→ Problems and tasks
1: Please repeat word for word the passage of the article on the transcript ruling that begins at the words "The Sixth District" and stops after "life in prison.".
2: Write what follows in the article on the transcript ruling, starting after its final sentence.

### Source ###

By a MetNews Staff Writer

 

The Sixth District Court of Appeal has rebuffed the writ challenge by a convicted slayer to an order that bars “anyone” from supplying him with a copy of his trial transcript.

The petitioner, Juan Manuel Hernandez-Delgado, whose convictions on two counts of first degree murder were affirmed last year, has failed to show that denying him a copy of the transcript constitutes a denial of his right of access to the courts or that he has a property interest in the document, Justice Nathan D. Mihara said in an unpublished opinion filed Monday.

Hernandez-Delgado was convicted by a jury in 2017 of the murders, on separate occasions in 2013, of two former members of a rival gang. He was sentenced by former Monterey Superior Court Judge Russell Scott, sitting on assignment, to a term of 100 years to life in prison.

While his appellate counsel was working on his brief, Hernandez-Delgado indicated that he wanted to participate in the drafting, and asked his lawyer, Paul Couenhoven, for a copy of the trial transcript. The lawyer needed the only copy he had and made inquiry as to securing another copy, but met with opposition from Deputy District Attorney Christine Harter, who sought a protective order.

### Stored data ###

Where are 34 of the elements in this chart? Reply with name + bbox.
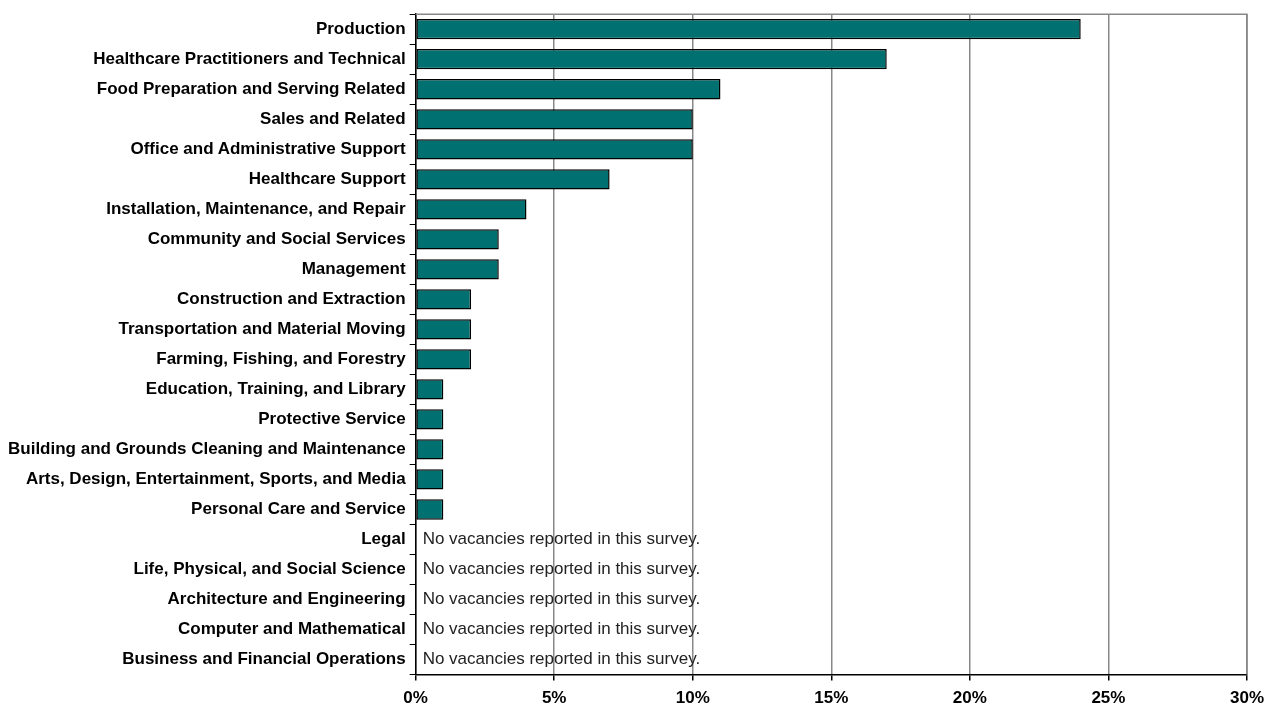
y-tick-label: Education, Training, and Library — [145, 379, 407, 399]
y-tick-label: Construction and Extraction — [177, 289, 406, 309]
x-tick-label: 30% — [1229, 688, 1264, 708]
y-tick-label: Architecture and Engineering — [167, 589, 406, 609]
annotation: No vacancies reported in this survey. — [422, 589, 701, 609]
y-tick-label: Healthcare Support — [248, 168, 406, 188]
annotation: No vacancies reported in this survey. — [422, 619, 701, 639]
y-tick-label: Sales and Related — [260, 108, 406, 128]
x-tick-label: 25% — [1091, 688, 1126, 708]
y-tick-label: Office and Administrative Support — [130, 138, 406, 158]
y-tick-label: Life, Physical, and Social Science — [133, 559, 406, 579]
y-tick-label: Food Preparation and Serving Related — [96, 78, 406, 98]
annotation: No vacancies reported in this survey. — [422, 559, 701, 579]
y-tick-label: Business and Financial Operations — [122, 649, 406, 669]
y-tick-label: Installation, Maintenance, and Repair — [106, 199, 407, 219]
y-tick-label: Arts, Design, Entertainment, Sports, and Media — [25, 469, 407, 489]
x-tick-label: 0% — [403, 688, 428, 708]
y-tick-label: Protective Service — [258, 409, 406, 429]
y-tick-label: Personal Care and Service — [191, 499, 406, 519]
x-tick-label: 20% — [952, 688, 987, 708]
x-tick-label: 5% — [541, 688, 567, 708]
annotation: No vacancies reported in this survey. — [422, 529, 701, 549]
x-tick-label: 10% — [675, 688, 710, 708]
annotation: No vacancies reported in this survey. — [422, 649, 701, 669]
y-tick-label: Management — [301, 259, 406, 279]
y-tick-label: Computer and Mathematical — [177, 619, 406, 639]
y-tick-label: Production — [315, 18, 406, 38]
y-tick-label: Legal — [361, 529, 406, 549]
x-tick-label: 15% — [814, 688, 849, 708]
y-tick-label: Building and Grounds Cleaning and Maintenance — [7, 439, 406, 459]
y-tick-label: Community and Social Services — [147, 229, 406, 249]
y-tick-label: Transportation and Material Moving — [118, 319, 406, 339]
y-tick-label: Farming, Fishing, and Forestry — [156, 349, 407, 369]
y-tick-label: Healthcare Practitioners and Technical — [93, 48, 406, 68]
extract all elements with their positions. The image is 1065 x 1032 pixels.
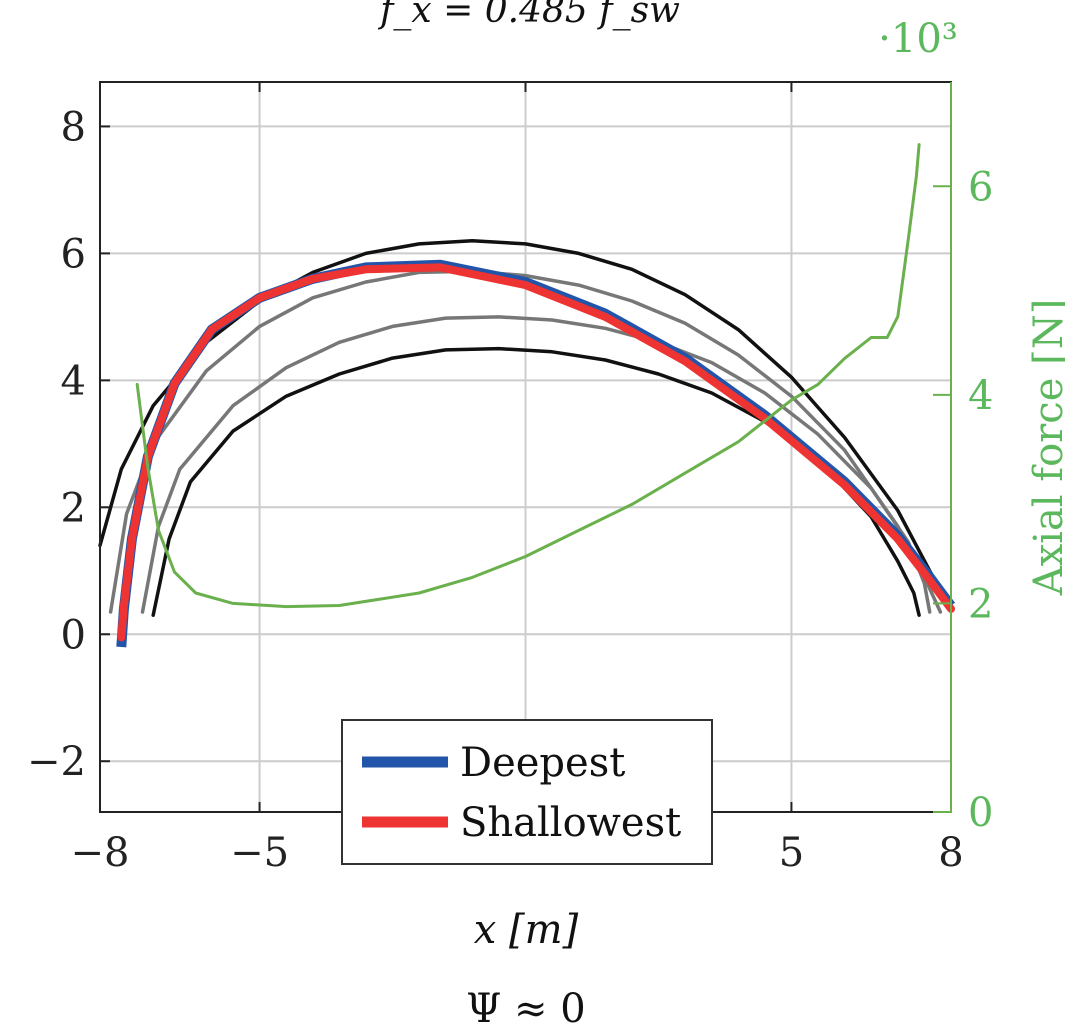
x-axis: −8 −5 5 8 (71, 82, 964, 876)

###

→ Exercise answers
1:
The Sixth District Court of Appeal has rebuffed the writ challenge by a convicted slayer to an order that bars “anyone” from supplying him with a copy of his trial transcript.

The petitioner, Juan Manuel Hernandez-Delgado, whose convictions on two counts of first degree murder were affirmed last year, has failed to show that denying him a copy of the transcript constitutes a denial of his right of access to the courts or that he has a property interest in the document, Justice Nathan D. Mihara said in an unpublished opinion filed Monday.

Hernandez-Delgado was convicted by a jury in 2017 of the murders, on separate occasions in 2013, of two former members of a rival gang. He was sentenced by former Monterey Superior Court Judge Russell Scott, sitting on assignment, to a term of 100 years to life in prison.

2:
Assigned Judge’s Ruling

Scott ruled that the defendant could not have a copy because supplying one could lead to the detection of the identities of three former rival gang members who had testified, using pseudonyms. The assigned judge declared:

“[U]ntil further order of this court, any pretrial or trial discovery materials (police reports, transcripts, photos or any material which would identify witnesses or convey statements of witnesses) and the trial transcripts or copies of any of these items may not be provided to the defendant by anyone.”

He added:

“Any interested person may file a request for reconsideration of this order at any time, and the matter shall be scheduled expeditiously upon the filing of such request.”

Scott explained:

“The court is particularly mindful of the risk taken by witnesses who drop out of a criminal street gang and testify against members of their former gang. The court is aware of the requirement that ‘paper’ exist as justification for gang leadership to sanction a hit. The record is replete with the danger faced by the drop-out witnesses and their families. The former gang-member witnesses who testified in this case were credible and, with little doubt, their testimony contributed greatly to the outcome.”

Reconsideration Sought

Couenhoven sought reconsideration, pointing out that the actual names of the former gang members who testified against Hernandez-Delgado did not appear in the transcript.

Judge Timothy P. Roberts on Oct. 26, 2018, conducted a hearing. Harter argued that “there is more than one way to find out who the witnesses are,” insisting:

“They do that all the time, and that’s the whole purpose of getting transcripts.”

Roberts agreed, denying reconsideration. He said that “in the real world,” if Hernandez-Delgado’s “associates, friends, partners in the gang were to get the transcript, it would be a matter of mere moments before they figured out who these people were and put names to them.”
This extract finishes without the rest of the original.